> _Goal_:
Will you quote all of the entries, word for word?

Records from a data collection

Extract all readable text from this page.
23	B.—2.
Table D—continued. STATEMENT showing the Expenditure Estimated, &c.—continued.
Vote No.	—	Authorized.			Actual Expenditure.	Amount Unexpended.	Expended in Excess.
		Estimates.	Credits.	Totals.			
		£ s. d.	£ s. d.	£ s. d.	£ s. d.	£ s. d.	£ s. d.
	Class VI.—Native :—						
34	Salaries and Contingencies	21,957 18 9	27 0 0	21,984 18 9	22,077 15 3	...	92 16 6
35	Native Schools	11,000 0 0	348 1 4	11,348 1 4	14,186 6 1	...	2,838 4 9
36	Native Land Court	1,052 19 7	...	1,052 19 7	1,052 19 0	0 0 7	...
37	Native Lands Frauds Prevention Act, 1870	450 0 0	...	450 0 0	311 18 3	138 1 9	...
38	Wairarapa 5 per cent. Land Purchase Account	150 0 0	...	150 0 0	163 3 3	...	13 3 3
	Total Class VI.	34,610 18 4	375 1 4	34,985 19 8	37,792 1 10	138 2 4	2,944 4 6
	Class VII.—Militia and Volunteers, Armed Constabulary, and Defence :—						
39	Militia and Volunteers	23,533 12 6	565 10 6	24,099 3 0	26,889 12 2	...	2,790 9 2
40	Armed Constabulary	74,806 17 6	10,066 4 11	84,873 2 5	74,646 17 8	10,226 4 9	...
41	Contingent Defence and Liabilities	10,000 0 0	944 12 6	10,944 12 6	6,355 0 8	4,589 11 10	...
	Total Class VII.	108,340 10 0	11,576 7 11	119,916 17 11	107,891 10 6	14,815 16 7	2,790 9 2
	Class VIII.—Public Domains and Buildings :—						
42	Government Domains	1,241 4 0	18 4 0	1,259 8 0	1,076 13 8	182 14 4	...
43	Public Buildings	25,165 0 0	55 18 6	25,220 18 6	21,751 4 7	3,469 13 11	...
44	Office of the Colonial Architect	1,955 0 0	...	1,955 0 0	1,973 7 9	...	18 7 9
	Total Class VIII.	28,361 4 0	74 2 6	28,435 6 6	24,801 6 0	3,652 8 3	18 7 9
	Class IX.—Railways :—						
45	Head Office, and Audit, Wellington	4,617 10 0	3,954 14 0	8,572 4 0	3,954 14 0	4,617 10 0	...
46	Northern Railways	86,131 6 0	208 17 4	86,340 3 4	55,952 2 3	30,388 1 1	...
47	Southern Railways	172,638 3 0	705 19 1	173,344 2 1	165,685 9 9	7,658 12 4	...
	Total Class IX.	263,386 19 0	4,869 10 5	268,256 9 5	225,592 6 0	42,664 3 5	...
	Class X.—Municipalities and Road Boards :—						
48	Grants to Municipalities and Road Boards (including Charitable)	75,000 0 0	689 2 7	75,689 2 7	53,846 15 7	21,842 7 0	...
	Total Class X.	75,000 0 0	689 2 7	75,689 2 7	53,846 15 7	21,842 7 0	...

> _Answer for this exercise_:
Extract all readable text from this page.
23	B.—2.
Table D—continued. STATEMENT showing the Expenditure Estimated, &c.—continued.
Vote No.	—	Authorized.			Actual Expenditure.	Amount Unexpended.	Expended in Excess.
		Estimates.	Credits.	Totals.			
		£ s. d.	£ s. d.	£ s. d.	£ s. d.	£ s. d.	£ s. d.
	Class VI.—Native :—						
34	Salaries and Contingencies	21,957 18 9	27 0 0	21,984 18 9	22,077 15 3	...	92 16 6
35	Native Schools	11,000 0 0	348 1 4	11,348 1 4	14,186 6 1	...	2,838 4 9
36	Native Land Court	1,052 19 7	...	1,052 19 7	1,052 19 0	0 0 7	...
37	Native Lands Frauds Prevention Act, 1870	450 0 0	...	450 0 0	311 18 3	138 1 9	...
38	Wairarapa 5 per cent. Land Purchase Account	150 0 0	...	150 0 0	163 3 3	...	13 3 3
	Total Class VI.	34,610 18 4	375 1 4	34,985 19 8	37,792 1 10	138 2 4	2,944 4 6
	Class VII.—Militia and Volunteers, Armed Constabulary, and Defence :—						
39	Militia and Volunteers	23,533 12 6	565 10 6	24,099 3 0	26,889 12 2	...	2,790 9 2
40	Armed Constabulary	74,806 17 6	10,066 4 11	84,873 2 5	74,646 17 8	10,226 4 9	...
41	Contingent Defence and Liabilities	10,000 0 0	944 12 6	10,944 12 6	6,355 0 8	4,589 11 10	...
	Total Class VII.	108,340 10 0	11,576 7 11	119,916 17 11	107,891 10 6	14,815 16 7	2,790 9 2
	Class VIII.—Public Domains and Buildings :—						
42	Government Domains	1,241 4 0	18 4 0	1,259 8 0	1,076 13 8	182 14 4	...
43	Public Buildings	25,165 0 0	55 18 6	25,220 18 6	21,751 4 7	3,469 13 11	...
44	Office of the Colonial Architect	1,955 0 0	...	1,955 0 0	1,973 7 9	...	18 7 9
	Total Class VIII.	28,361 4 0	74 2 6	28,435 6 6	24,801 6 0	3,652 8 3	18 7 9
	Class IX.—Railways :—						
45	Head Office, and Audit, Wellington	4,617 10 0	3,954 14 0	8,572 4 0	3,954 14 0	4,617 10 0	...
46	Northern Railways	86,131 6 0	208 17 4	86,340 3 4	55,952 2 3	30,388 1 1	...
47	Southern Railways	172,638 3 0	705 19 1	173,344 2 1	165,685 9 9	7,658 12 4	...
	Total Class IX.	263,386 19 0	4,869 10 5	268,256 9 5	225,592 6 0	42,664 3 5	...
	Class X.—Municipalities and Road Boards :—						
48	Grants to Municipalities and Road Boards (including Charitable)	75,000 0 0	689 2 7	75,689 2 7	53,846 15 7	21,842 7 0	...
	Total Class X.	75,000 0 0	689 2 7	75,689 2 7	53,846 15 7	21,842 7 0	...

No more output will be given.